Each line containing the word "Sancionar" must be reported.
'''
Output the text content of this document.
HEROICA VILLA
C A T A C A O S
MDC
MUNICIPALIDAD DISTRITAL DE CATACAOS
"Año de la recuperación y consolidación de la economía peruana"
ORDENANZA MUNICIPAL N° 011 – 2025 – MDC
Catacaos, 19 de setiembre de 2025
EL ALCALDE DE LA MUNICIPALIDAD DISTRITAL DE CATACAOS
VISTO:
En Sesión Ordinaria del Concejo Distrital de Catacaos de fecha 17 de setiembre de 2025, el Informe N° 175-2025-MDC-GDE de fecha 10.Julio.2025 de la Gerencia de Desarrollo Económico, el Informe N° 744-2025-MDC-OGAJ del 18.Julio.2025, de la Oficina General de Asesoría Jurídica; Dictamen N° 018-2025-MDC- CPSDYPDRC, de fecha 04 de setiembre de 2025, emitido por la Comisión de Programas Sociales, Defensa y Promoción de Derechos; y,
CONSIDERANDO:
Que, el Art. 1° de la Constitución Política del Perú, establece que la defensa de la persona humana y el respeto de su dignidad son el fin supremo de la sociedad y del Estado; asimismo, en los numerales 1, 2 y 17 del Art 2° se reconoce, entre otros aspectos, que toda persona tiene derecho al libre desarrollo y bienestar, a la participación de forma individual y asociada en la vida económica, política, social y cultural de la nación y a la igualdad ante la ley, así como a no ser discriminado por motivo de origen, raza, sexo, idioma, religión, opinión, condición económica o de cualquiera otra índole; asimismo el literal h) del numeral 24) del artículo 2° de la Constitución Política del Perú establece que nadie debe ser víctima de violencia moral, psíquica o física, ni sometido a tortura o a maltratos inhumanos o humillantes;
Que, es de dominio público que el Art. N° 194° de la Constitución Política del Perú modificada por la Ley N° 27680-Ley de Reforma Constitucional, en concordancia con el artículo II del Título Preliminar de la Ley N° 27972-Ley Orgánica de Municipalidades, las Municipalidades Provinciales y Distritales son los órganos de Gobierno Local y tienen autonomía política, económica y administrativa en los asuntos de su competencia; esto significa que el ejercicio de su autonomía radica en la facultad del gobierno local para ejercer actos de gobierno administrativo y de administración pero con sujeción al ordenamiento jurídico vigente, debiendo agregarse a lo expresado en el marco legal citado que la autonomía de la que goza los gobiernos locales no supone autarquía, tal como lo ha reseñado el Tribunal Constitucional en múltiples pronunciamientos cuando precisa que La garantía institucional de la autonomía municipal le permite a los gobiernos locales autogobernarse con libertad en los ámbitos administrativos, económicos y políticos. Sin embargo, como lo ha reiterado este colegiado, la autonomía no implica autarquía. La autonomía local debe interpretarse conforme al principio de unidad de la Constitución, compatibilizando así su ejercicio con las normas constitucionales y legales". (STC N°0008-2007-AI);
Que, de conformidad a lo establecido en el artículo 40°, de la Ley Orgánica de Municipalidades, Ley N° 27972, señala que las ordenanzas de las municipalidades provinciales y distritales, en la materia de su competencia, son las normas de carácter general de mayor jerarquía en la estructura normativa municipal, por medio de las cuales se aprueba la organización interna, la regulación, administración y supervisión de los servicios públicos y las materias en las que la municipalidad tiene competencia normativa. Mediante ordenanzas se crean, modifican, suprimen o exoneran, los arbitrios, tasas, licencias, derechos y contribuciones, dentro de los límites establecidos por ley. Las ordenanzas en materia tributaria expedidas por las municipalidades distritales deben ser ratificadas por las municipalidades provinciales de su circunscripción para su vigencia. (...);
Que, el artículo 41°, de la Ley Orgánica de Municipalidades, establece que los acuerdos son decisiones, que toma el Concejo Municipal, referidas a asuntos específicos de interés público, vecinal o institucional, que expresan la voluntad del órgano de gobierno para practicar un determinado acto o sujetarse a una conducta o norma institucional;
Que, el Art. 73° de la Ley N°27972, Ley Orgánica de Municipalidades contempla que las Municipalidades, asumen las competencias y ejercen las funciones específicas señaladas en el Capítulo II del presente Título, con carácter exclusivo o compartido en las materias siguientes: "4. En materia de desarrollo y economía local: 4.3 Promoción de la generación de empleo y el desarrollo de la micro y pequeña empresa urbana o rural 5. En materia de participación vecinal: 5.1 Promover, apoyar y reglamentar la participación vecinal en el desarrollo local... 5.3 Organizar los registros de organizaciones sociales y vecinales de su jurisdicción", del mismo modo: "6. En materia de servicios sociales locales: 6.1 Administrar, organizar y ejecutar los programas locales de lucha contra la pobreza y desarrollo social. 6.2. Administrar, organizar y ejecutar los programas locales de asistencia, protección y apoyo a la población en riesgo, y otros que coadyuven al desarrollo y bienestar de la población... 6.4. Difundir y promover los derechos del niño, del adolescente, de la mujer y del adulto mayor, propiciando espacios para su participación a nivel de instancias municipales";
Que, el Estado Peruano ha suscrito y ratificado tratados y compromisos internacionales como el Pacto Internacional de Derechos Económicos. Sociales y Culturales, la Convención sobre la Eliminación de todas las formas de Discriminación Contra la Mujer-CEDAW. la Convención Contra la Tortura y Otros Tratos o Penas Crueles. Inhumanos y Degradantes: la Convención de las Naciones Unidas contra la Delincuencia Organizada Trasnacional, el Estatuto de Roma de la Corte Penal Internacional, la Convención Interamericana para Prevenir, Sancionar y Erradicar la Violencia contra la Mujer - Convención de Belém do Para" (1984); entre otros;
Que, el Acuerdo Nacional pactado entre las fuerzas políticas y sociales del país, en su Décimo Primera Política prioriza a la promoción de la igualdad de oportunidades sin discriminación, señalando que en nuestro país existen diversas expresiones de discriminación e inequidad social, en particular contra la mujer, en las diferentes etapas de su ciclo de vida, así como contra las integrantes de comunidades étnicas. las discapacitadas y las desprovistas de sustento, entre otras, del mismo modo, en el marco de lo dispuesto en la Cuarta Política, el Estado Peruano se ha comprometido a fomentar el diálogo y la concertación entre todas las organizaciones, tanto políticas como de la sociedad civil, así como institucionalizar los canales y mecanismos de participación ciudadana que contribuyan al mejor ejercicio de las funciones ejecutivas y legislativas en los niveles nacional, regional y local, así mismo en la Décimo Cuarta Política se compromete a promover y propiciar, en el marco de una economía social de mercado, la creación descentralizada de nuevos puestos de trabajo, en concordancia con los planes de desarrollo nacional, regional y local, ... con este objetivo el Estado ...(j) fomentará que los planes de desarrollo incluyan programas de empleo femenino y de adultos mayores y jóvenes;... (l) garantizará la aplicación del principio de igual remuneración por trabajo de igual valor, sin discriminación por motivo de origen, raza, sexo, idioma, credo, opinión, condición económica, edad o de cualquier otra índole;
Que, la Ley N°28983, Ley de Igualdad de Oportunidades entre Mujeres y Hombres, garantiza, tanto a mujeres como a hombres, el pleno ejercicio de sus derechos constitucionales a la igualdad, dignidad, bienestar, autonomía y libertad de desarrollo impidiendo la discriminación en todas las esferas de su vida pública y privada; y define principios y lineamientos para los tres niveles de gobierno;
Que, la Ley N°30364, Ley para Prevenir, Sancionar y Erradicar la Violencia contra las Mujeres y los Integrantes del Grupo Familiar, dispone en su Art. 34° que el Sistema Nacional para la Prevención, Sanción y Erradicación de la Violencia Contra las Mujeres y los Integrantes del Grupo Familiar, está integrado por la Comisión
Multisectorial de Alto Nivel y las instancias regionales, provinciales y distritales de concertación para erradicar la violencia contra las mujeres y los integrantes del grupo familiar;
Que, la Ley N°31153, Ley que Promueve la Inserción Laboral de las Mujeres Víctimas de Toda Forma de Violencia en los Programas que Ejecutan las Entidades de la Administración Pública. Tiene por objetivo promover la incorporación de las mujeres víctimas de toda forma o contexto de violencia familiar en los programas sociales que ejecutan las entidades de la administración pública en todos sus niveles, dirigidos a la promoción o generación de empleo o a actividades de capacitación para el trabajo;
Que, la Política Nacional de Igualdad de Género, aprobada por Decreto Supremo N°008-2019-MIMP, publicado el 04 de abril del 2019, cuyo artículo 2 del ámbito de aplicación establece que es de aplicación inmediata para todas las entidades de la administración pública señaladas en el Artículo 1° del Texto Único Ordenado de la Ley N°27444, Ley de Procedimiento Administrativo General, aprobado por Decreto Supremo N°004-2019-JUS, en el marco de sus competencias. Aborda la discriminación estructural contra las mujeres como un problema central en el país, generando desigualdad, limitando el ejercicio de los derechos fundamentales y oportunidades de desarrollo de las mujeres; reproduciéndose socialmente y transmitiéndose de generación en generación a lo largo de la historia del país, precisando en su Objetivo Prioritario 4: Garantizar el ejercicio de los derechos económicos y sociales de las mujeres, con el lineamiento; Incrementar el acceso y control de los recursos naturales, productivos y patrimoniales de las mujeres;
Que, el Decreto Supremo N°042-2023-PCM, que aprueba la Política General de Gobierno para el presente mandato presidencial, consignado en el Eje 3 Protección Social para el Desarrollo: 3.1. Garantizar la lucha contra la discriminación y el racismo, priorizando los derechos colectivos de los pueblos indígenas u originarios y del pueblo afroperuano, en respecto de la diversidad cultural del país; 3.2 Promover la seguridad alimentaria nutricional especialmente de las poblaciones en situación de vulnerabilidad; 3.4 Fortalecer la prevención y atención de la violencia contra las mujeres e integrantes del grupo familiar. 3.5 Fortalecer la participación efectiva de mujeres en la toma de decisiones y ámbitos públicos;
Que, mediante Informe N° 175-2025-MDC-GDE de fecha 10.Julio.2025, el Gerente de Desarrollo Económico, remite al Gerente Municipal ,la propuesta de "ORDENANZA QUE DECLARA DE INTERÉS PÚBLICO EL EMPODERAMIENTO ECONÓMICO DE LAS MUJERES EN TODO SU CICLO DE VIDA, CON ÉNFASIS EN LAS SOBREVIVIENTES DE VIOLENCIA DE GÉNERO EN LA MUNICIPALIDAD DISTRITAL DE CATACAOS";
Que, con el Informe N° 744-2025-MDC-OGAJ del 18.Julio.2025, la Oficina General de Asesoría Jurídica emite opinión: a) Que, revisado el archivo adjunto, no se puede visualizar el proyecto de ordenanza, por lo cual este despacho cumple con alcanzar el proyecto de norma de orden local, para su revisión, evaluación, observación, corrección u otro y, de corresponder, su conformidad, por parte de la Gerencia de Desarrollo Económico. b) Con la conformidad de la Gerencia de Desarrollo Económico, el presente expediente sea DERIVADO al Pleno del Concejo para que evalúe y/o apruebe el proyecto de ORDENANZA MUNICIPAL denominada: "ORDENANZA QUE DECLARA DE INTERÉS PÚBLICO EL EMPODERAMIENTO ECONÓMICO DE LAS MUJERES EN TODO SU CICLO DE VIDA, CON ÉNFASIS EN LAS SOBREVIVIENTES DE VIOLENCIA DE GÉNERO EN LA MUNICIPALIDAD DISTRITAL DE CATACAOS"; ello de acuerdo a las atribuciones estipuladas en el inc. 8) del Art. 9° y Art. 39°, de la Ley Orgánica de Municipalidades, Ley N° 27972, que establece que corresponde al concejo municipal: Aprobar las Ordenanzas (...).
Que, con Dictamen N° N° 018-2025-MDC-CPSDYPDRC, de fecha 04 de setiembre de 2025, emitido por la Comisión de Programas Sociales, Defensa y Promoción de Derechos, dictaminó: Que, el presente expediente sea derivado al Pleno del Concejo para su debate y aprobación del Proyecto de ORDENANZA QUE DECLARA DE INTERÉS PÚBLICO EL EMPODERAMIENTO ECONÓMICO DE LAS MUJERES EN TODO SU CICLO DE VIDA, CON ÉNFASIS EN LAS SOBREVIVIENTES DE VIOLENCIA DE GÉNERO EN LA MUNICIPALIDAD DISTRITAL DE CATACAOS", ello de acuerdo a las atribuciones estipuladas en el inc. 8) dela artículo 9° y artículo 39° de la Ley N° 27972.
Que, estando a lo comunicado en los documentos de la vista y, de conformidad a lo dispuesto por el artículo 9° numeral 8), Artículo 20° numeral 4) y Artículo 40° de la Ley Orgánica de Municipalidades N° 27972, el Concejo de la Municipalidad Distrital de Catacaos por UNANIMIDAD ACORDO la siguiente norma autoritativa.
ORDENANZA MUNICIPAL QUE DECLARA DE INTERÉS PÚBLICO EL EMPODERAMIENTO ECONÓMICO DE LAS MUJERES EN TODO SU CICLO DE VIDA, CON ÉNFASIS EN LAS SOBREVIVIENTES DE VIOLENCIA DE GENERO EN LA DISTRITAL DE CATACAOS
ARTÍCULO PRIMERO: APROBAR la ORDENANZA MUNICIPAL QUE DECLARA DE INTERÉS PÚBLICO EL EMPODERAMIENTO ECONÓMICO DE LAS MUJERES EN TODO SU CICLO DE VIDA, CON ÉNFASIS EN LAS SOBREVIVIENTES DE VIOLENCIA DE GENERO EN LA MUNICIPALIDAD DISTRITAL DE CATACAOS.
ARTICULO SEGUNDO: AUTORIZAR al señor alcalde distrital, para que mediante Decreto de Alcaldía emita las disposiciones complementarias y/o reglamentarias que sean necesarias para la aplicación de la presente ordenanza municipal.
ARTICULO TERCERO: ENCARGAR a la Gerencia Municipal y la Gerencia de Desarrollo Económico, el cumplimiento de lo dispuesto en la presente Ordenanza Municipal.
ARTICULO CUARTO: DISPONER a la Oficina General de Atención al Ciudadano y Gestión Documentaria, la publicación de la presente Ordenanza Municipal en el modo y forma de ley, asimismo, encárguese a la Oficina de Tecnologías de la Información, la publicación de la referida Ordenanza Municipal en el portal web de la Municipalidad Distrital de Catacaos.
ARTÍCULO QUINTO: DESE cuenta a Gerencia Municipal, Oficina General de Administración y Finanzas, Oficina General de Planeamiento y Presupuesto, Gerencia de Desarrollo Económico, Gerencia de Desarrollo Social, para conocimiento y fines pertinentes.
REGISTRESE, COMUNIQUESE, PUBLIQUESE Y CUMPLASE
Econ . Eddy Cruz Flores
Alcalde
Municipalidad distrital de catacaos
'''
EXPECTED ANSWER:
Que, el Estado Peruano ha suscrito y ratificado tratados y compromisos internacionales como el Pacto Internacional de Derechos Económicos. Sociales y Culturales, la Convención sobre la Eliminación de todas las formas de Discriminación Contra la Mujer-CEDAW. la Convención Contra la Tortura y Otros Tratos o Penas Crueles. Inhumanos y Degradantes: la Convención de las Naciones Unidas contra la Delincuencia Organizada Trasnacional, el Estatuto de Roma de la Corte Penal Internacional, la Convención Interamericana para Prevenir, Sancionar y Erradicar la Violencia contra la Mujer - Convención de Belém do Para" (1984); entre otros;
Que, la Ley N°30364, Ley para Prevenir, Sancionar y Erradicar la Violencia contra las Mujeres y los Integrantes del Grupo Familiar, dispone en su Art. 34° que el Sistema Nacional para la Prevención, Sanción y Erradicación de la Violencia Contra las Mujeres y los Integrantes del Grupo Familiar, está integrado por la Comisión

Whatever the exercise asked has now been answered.